→ Selected extract
• • •

#Myanmar #junta #disappointed #Supreme #Court #rejects #challenge #genocide #case
Myanmar’s military junta on Saturday expressed disappointment at the United Nations Supreme Court’s decision to greenlight a landmark case involving genocide allegations against the Rohingya Muslim minority.
The International Court of Justice (ICJ) in The Hague on Friday dismissed all of Myanmar’s objections to a case filed in 2019 by the West African state of Gambia.
The decision paves the way for full court hearings into allegations of a bloody crackdown on the Rohingya in Buddhist-majority Myanmar in 2017.
“Myanmar is disappointed that its preliminary objections were dismissed,” read a statement on the Foreign Ministry’s Facebook page.
The junta argued its objections were legally strong, the statement said, noting that a judge had a dissenting opinion on one area.
Myanmar had argued for a number of reasons that the court had no jurisdiction over the matter and should dismiss the case while it was still at an early stage.

• • •

→ Information supplied
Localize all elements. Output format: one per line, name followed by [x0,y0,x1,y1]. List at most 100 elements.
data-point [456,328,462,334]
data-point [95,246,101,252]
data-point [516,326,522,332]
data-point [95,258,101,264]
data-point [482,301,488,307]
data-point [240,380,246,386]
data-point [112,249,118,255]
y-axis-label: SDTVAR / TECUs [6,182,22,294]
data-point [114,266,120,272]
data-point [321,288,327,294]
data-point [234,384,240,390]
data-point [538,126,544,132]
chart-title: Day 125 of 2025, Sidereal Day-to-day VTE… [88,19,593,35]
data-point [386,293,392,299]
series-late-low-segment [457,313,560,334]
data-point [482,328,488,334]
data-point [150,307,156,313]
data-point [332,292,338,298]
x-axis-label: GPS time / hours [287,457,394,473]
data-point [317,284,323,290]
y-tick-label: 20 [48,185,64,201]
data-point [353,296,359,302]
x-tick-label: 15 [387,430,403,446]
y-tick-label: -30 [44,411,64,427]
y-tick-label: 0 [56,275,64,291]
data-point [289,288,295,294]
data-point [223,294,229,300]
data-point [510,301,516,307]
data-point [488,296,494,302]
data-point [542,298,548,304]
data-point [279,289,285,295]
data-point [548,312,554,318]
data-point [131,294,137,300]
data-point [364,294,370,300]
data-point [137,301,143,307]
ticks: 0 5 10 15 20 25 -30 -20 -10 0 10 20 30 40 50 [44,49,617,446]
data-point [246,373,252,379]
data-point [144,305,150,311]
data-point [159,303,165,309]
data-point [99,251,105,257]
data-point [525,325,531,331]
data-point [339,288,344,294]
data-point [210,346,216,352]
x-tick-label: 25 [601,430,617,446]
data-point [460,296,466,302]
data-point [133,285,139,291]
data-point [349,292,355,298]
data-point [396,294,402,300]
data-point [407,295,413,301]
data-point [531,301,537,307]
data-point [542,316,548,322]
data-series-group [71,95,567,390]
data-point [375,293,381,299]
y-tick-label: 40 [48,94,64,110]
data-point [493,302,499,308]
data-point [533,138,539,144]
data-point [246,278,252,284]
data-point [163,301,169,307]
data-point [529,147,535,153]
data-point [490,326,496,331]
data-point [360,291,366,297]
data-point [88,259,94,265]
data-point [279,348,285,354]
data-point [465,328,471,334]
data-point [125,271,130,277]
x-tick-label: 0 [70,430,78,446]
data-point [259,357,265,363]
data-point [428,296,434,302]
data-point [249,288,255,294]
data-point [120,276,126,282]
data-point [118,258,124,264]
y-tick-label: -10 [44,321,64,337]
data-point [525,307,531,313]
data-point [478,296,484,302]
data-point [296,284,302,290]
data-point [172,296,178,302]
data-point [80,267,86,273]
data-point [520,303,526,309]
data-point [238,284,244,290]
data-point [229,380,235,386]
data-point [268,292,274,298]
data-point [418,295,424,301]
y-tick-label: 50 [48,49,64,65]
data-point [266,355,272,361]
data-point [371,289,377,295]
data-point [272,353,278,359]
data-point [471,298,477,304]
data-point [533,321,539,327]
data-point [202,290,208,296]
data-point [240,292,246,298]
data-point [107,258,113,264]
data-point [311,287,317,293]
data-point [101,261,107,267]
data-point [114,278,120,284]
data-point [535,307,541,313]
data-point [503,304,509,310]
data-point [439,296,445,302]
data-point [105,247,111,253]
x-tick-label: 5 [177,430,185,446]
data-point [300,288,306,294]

• • •

→ Tasks for this exercise
A. Reproduce the passage of the Myanmar genocide case article from "#Myanmar #junta #disappointed" up to and including "state of Gambia.", word for word.
B. Write out the rows exactly, from the first line up to and including the line with "data-point [125,271,130,277]".
The news article and the rows have nothing to do with each other.

→ Final answers
A.
#Myanmar #junta #disappointed #Supreme #Court #rejects #challenge #genocide #case
Myanmar’s military junta on Saturday expressed disappointment at the United Nations Supreme Court’s decision to greenlight a landmark case involving genocide allegations against the Rohingya Muslim minority.
The International Court of Justice (ICJ) in The Hague on Friday dismissed all of Myanmar’s objections to a case filed in 2019 by the West African state of Gambia.

B.
Localize all elements. Output format: one per line, name followed by [x0,y0,x1,y1]. List at most 100 elements.
data-point [456,328,462,334]
data-point [95,246,101,252]
data-point [516,326,522,332]
data-point [95,258,101,264]
data-point [482,301,488,307]
data-point [240,380,246,386]
data-point [112,249,118,255]
y-axis-label: SDTVAR / TECUs [6,182,22,294]
data-point [114,266,120,272]
data-point [321,288,327,294]
data-point [234,384,240,390]
data-point [538,126,544,132]
chart-title: Day 125 of 2025, Sidereal Day-to-day VTE… [88,19,593,35]
data-point [386,293,392,299]
series-late-low-segment [457,313,560,334]
data-point [482,328,488,334]
data-point [150,307,156,313]
data-point [332,292,338,298]
x-axis-label: GPS time / hours [287,457,394,473]
data-point [317,284,323,290]
y-tick-label: 20 [48,185,64,201]
data-point [353,296,359,302]
x-tick-label: 15 [387,430,403,446]
y-tick-label: -30 [44,411,64,427]
y-tick-label: 0 [56,275,64,291]
data-point [289,288,295,294]
data-point [223,294,229,300]
data-point [510,301,516,307]
data-point [488,296,494,302]
data-point [542,298,548,304]
data-point [279,289,285,295]
data-point [548,312,554,318]
data-point [131,294,137,300]
data-point [364,294,370,300]
data-point [137,301,143,307]
ticks: 0 5 10 15 20 25 -30 -20 -10 0 10 20 30 40 50 [44,49,617,446]
data-point [246,373,252,379]
data-point [144,305,150,311]
data-point [159,303,165,309]
data-point [99,251,105,257]
data-point [525,325,531,331]
data-point [339,288,344,294]
data-point [210,346,216,352]
x-tick-label: 25 [601,430,617,446]
data-point [460,296,466,302]
data-point [133,285,139,291]
data-point [349,292,355,298]
data-point [396,294,402,300]
data-point [407,295,413,301]
data-point [531,301,537,307]
data-point [542,316,548,322]
data-series-group [71,95,567,390]
data-point [375,293,381,299]
y-tick-label: 40 [48,94,64,110]
data-point [493,302,499,308]
data-point [533,138,539,144]
data-point [246,278,252,284]
data-point [163,301,169,307]
data-point [529,147,535,153]
data-point [490,326,496,331]
data-point [360,291,366,297]
data-point [88,259,94,265]
data-point [279,348,285,354]
data-point [465,328,471,334]
data-point [125,271,130,277]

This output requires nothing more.